_WORK REQUIRED_
Give back every line exactly as it appears, pictures excluded.

Saved data entries:

---*---

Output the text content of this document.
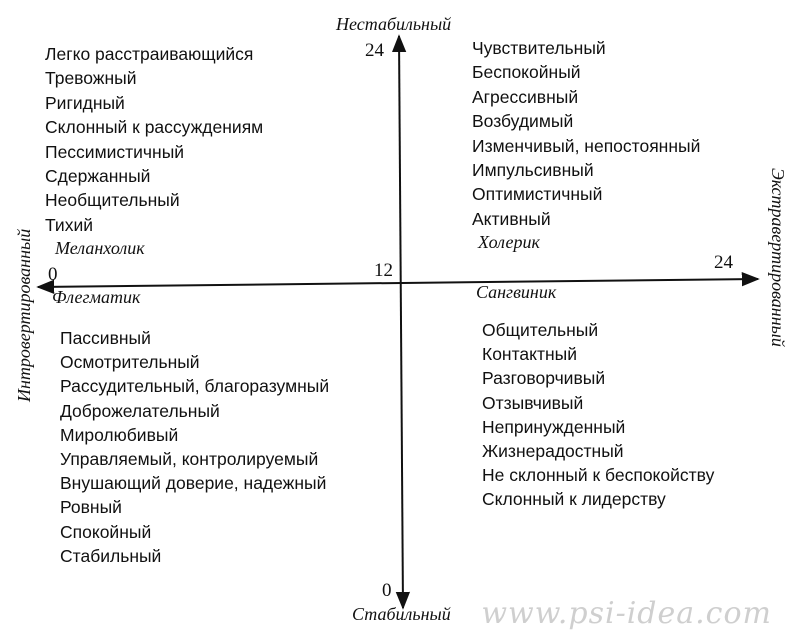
Нестабильный
Стабильный
Интровертированный	Экстравертированный
24
0
0
24
12
Меланхолик	Холерик
Флегматик	Сангвиник
Легко расстраивающийся
Тревожный
Ригидный
Склонный к рассуждениям
Пессимистичный
Сдержанный
Необщительный
Тихий
Чувствительный
Беспокойный
Агрессивный
Возбудимый
Изменчивый, непостоянный
Импульсивный
Оптимистичный
Активный
Пассивный
Осмотрительный
Рассудительный, благоразумный
Доброжелательный
Миролюбивый
Управляемый, контролируемый
Внушающий доверие, надежный
Ровный
Спокойный
Стабильный
Общительный
Контактный
Разговорчивый
Отзывчивый
Непринужденный
Жизнерадостный
Не склонный к беспокойству
Склонный к лидерству
www.psi-idea.com
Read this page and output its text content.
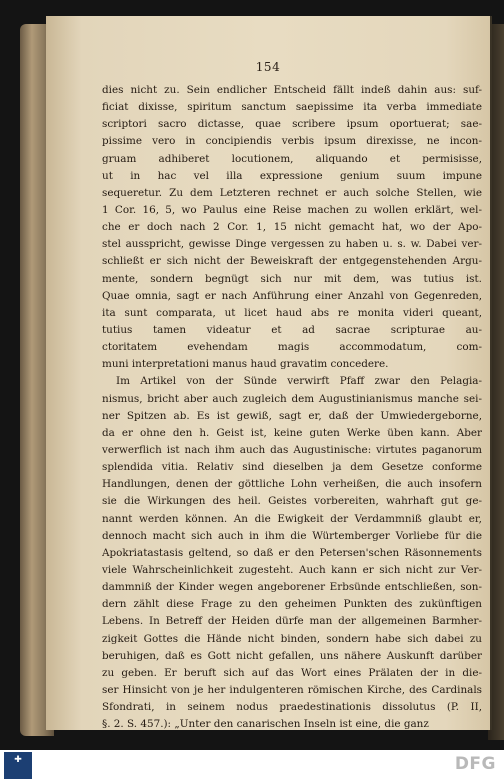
154
dies nicht zu. Sein endlicher Entscheid fällt indeß dahin aus: suf-
ficiat dixisse, spiritum sanctum saepissime ita verba immediate
scriptori sacro dictasse, quae scribere ipsum oportuerat; sae-
pissime vero in concipiendis verbis ipsum direxisse, ne incon-
gruam adhiberet locutionem, aliquando et permisisse,
ut in hac vel illa expressione genium suum impune
sequeretur. Zu dem Letzteren rechnet er auch solche Stellen, wie
1 Cor. 16, 5, wo Paulus eine Reise machen zu wollen erklärt, wel-
che er doch nach 2 Cor. 1, 15 nicht gemacht hat, wo der Apo-
stel ausspricht, gewisse Dinge vergessen zu haben u. s. w. Dabei ver-
schließt er sich nicht der Beweiskraft der entgegenstehenden Argu-
mente, sondern begnügt sich nur mit dem, was tutius ist.
Quae omnia, sagt er nach Anführung einer Anzahl von Gegenreden,
ita sunt comparata, ut licet haud abs re monita videri queant,
tutius tamen videatur et ad sacrae scripturae au-
ctoritatem evehendam magis accommodatum, com-
muni interpretationi manus haud gravatim concedere.
Im Artikel von der Sünde verwirft Pfaff zwar den Pelagia-
nismus, bricht aber auch zugleich dem Augustinianismus manche sei-
ner Spitzen ab. Es ist gewiß, sagt er, daß der Umwiedergeborne,
da er ohne den h. Geist ist, keine guten Werke üben kann. Aber
verwerflich ist nach ihm auch das Augustinische: virtutes paganorum
splendida vitia. Relativ sind dieselben ja dem Gesetze conforme
Handlungen, denen der göttliche Lohn verheißen, die auch insofern
sie die Wirkungen des heil. Geistes vorbereiten, wahrhaft gut ge-
nannt werden können. An die Ewigkeit der Verdammniß glaubt er,
dennoch macht sich auch in ihm die Würtemberger Vorliebe für die
Apokriatastasis geltend, so daß er den Petersen'schen Räsonnements
viele Wahrscheinlichkeit zugesteht. Auch kann er sich nicht zur Ver-
dammniß der Kinder wegen angeborener Erbsünde entschließen, son-
dern zählt diese Frage zu den geheimen Punkten des zukünftigen
Lebens. In Betreff der Heiden dürfe man der allgemeinen Barmher-
zigkeit Gottes die Hände nicht binden, sondern habe sich dabei zu
beruhigen, daß es Gott nicht gefallen, uns nähere Auskunft darüber
zu geben. Er beruft sich auf das Wort eines Prälaten der in die-
ser Hinsicht von je her indulgenteren römischen Kirche, des Cardinals
Sfondrati, in seinem nodus praedestinationis dissolutus (P. II,
§. 2. S. 457.): „Unter den canarischen Inseln ist eine, die ganz
✚	DFG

---*---

_FINAL RESULT_
Output the text content of this document.
Нестабильный
Стабильный
Интровертированный	Экстравертированный
24
0
0
24
12
Меланхолик	Холерик
Флегматик	Сангвиник
Легко расстраивающийся
Тревожный
Ригидный
Склонный к рассуждениям
Пессимистичный
Сдержанный
Необщительный
Тихий
Чувствительный
Беспокойный
Агрессивный
Возбудимый
Изменчивый, непостоянный
Импульсивный
Оптимистичный
Активный
Пассивный
Осмотрительный
Рассудительный, благоразумный
Доброжелательный
Миролюбивый
Управляемый, контролируемый
Внушающий доверие, надежный
Ровный
Спокойный
Стабильный
Общительный
Контактный
Разговорчивый
Отзывчивый
Непринужденный
Жизнерадостный
Не склонный к беспокойству
Склонный к лидерству
www.psi-idea.com
Read this page and output its text content.
154
dies nicht zu. Sein endlicher Entscheid fällt indeß dahin aus: suf-
ficiat dixisse, spiritum sanctum saepissime ita verba immediate
scriptori sacro dictasse, quae scribere ipsum oportuerat; sae-
pissime vero in concipiendis verbis ipsum direxisse, ne incon-
gruam adhiberet locutionem, aliquando et permisisse,
ut in hac vel illa expressione genium suum impune
sequeretur. Zu dem Letzteren rechnet er auch solche Stellen, wie
1 Cor. 16, 5, wo Paulus eine Reise machen zu wollen erklärt, wel-
che er doch nach 2 Cor. 1, 15 nicht gemacht hat, wo der Apo-
stel ausspricht, gewisse Dinge vergessen zu haben u. s. w. Dabei ver-
schließt er sich nicht der Beweiskraft der entgegenstehenden Argu-
mente, sondern begnügt sich nur mit dem, was tutius ist.
Quae omnia, sagt er nach Anführung einer Anzahl von Gegenreden,
ita sunt comparata, ut licet haud abs re monita videri queant,
tutius tamen videatur et ad sacrae scripturae au-
ctoritatem evehendam magis accommodatum, com-
muni interpretationi manus haud gravatim concedere.
Im Artikel von der Sünde verwirft Pfaff zwar den Pelagia-
nismus, bricht aber auch zugleich dem Augustinianismus manche sei-
ner Spitzen ab. Es ist gewiß, sagt er, daß der Umwiedergeborne,
da er ohne den h. Geist ist, keine guten Werke üben kann. Aber
verwerflich ist nach ihm auch das Augustinische: virtutes paganorum
splendida vitia. Relativ sind dieselben ja dem Gesetze conforme
Handlungen, denen der göttliche Lohn verheißen, die auch insofern
sie die Wirkungen des heil. Geistes vorbereiten, wahrhaft gut ge-
nannt werden können. An die Ewigkeit der Verdammniß glaubt er,
dennoch macht sich auch in ihm die Würtemberger Vorliebe für die
Apokriatastasis geltend, so daß er den Petersen'schen Räsonnements
viele Wahrscheinlichkeit zugesteht. Auch kann er sich nicht zur Ver-
dammniß der Kinder wegen angeborener Erbsünde entschließen, son-
dern zählt diese Frage zu den geheimen Punkten des zukünftigen
Lebens. In Betreff der Heiden dürfe man der allgemeinen Barmher-
zigkeit Gottes die Hände nicht binden, sondern habe sich dabei zu
beruhigen, daß es Gott nicht gefallen, uns nähere Auskunft darüber
zu geben. Er beruft sich auf das Wort eines Prälaten der in die-
ser Hinsicht von je her indulgenteren römischen Kirche, des Cardinals
Sfondrati, in seinem nodus praedestinationis dissolutus (P. II,
§. 2. S. 457.): „Unter den canarischen Inseln ist eine, die ganz
✚	DFG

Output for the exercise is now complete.